#### WORK TO DO
Keep the images out and copy every entry below exactly.
[Start INFORMATION GIVEN]
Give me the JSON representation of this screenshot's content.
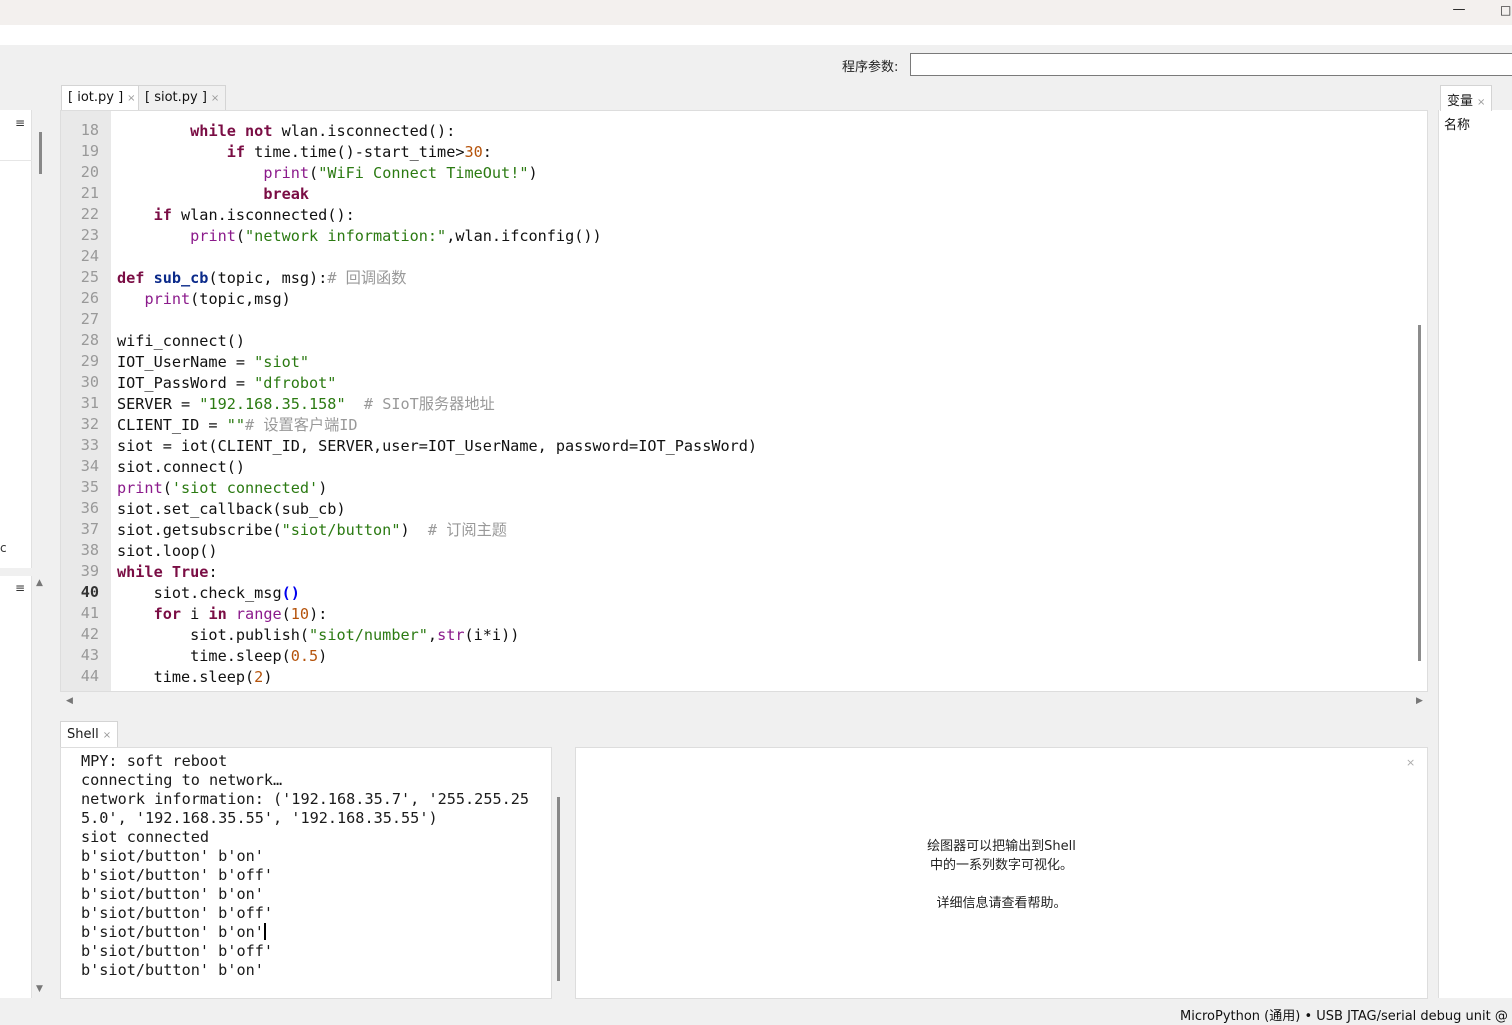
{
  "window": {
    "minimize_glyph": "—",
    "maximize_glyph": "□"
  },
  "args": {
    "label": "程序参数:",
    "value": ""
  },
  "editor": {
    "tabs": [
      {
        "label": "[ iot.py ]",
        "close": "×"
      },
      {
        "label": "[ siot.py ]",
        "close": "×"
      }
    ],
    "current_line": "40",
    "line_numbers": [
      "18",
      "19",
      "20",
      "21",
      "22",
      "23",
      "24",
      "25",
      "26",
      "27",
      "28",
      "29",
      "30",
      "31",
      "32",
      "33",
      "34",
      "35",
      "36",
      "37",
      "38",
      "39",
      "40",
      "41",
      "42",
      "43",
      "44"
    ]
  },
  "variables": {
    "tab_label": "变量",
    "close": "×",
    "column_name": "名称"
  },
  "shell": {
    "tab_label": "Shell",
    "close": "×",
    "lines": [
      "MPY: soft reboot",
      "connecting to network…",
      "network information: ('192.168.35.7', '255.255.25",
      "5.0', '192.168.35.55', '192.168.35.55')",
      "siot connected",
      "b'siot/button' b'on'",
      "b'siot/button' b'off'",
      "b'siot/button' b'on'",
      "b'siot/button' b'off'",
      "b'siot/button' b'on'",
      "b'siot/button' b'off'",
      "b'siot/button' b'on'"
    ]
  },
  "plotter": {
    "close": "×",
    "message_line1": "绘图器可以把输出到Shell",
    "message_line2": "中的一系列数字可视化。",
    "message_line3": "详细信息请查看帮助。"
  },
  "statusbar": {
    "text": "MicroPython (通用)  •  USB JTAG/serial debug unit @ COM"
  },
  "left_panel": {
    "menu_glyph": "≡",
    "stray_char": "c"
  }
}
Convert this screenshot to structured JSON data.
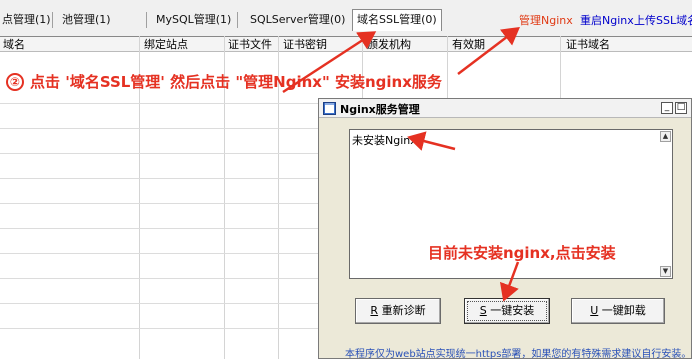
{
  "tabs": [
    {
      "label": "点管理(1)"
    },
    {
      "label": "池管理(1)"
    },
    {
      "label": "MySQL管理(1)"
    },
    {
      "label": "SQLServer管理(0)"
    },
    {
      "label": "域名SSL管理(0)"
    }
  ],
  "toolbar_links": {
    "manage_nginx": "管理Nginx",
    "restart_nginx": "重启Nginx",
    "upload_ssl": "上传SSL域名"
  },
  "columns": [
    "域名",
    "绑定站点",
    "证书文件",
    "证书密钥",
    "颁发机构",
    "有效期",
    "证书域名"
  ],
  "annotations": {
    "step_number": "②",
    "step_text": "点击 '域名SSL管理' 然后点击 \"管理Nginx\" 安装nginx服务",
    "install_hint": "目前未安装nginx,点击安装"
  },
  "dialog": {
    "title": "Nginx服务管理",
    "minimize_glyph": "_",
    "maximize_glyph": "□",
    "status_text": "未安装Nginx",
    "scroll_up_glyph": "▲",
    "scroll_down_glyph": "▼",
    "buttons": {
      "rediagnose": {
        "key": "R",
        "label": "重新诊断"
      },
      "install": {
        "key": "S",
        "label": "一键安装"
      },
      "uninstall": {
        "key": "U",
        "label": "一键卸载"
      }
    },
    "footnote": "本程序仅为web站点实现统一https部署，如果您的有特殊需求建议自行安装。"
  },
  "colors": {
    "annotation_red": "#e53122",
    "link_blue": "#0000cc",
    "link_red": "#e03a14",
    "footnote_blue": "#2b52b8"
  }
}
[End INFORMATION GIVEN]
#### ANSWER
Give me the JSON representation of this screenshot's content.
{
  "window": {
    "minimize_glyph": "—",
    "maximize_glyph": "□"
  },
  "args": {
    "label": "程序参数:",
    "value": ""
  },
  "editor": {
    "tabs": [
      {
        "label": "[ iot.py ]",
        "close": "×"
      },
      {
        "label": "[ siot.py ]",
        "close": "×"
      }
    ],
    "current_line": "40",
    "line_numbers": [
      "18",
      "19",
      "20",
      "21",
      "22",
      "23",
      "24",
      "25",
      "26",
      "27",
      "28",
      "29",
      "30",
      "31",
      "32",
      "33",
      "34",
      "35",
      "36",
      "37",
      "38",
      "39",
      "40",
      "41",
      "42",
      "43",
      "44"
    ]
  },
  "variables": {
    "tab_label": "变量",
    "close": "×",
    "column_name": "名称"
  },
  "shell": {
    "tab_label": "Shell",
    "close": "×",
    "lines": [
      "MPY: soft reboot",
      "connecting to network…",
      "network information: ('192.168.35.7', '255.255.25",
      "5.0', '192.168.35.55', '192.168.35.55')",
      "siot connected",
      "b'siot/button' b'on'",
      "b'siot/button' b'off'",
      "b'siot/button' b'on'",
      "b'siot/button' b'off'",
      "b'siot/button' b'on'",
      "b'siot/button' b'off'",
      "b'siot/button' b'on'"
    ]
  },
  "plotter": {
    "close": "×",
    "message_line1": "绘图器可以把输出到Shell",
    "message_line2": "中的一系列数字可视化。",
    "message_line3": "详细信息请查看帮助。"
  },
  "statusbar": {
    "text": "MicroPython (通用)  •  USB JTAG/serial debug unit @ COM"
  },
  "left_panel": {
    "menu_glyph": "≡",
    "stray_char": "c"
  }
}
Convert this screenshot to structured JSON data.
{
  "tabs": [
    {
      "label": "点管理(1)"
    },
    {
      "label": "池管理(1)"
    },
    {
      "label": "MySQL管理(1)"
    },
    {
      "label": "SQLServer管理(0)"
    },
    {
      "label": "域名SSL管理(0)"
    }
  ],
  "toolbar_links": {
    "manage_nginx": "管理Nginx",
    "restart_nginx": "重启Nginx",
    "upload_ssl": "上传SSL域名"
  },
  "columns": [
    "域名",
    "绑定站点",
    "证书文件",
    "证书密钥",
    "颁发机构",
    "有效期",
    "证书域名"
  ],
  "annotations": {
    "step_number": "②",
    "step_text": "点击 '域名SSL管理' 然后点击 \"管理Nginx\" 安装nginx服务",
    "install_hint": "目前未安装nginx,点击安装"
  },
  "dialog": {
    "title": "Nginx服务管理",
    "minimize_glyph": "_",
    "maximize_glyph": "□",
    "status_text": "未安装Nginx",
    "scroll_up_glyph": "▲",
    "scroll_down_glyph": "▼",
    "buttons": {
      "rediagnose": {
        "key": "R",
        "label": "重新诊断"
      },
      "install": {
        "key": "S",
        "label": "一键安装"
      },
      "uninstall": {
        "key": "U",
        "label": "一键卸载"
      }
    },
    "footnote": "本程序仅为web站点实现统一https部署，如果您的有特殊需求建议自行安装。"
  },
  "colors": {
    "annotation_red": "#e53122",
    "link_blue": "#0000cc",
    "link_red": "#e03a14",
    "footnote_blue": "#2b52b8"
  }
}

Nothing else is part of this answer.